→ Task to complete
State only the count of lines in the listing below that hold "muoán".

→ The input
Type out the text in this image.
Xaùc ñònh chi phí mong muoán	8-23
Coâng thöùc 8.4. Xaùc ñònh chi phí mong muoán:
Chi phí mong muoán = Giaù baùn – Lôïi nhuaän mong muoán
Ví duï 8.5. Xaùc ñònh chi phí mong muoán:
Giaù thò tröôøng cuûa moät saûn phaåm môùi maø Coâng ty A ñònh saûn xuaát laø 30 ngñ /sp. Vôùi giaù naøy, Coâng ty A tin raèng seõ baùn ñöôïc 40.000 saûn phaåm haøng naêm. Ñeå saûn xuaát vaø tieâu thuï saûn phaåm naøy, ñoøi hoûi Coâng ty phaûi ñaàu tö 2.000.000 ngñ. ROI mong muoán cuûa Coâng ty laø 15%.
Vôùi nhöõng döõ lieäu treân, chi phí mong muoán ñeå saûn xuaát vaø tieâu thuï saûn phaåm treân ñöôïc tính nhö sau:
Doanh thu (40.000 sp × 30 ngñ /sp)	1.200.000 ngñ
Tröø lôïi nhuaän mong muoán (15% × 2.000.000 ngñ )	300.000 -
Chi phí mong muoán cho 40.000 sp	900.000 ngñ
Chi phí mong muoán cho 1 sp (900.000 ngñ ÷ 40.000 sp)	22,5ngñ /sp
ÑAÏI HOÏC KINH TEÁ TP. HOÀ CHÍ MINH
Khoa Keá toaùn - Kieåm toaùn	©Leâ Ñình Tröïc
* * *
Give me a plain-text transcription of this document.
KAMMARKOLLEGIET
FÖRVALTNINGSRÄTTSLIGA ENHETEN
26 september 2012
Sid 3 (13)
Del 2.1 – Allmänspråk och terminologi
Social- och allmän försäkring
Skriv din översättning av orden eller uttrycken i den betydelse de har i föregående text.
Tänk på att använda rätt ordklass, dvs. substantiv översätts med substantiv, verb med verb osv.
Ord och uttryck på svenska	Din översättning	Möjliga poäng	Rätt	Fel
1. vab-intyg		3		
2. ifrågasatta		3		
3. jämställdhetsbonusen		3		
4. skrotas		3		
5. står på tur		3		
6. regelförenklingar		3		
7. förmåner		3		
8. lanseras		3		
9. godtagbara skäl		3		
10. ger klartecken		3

→ Result of this task
9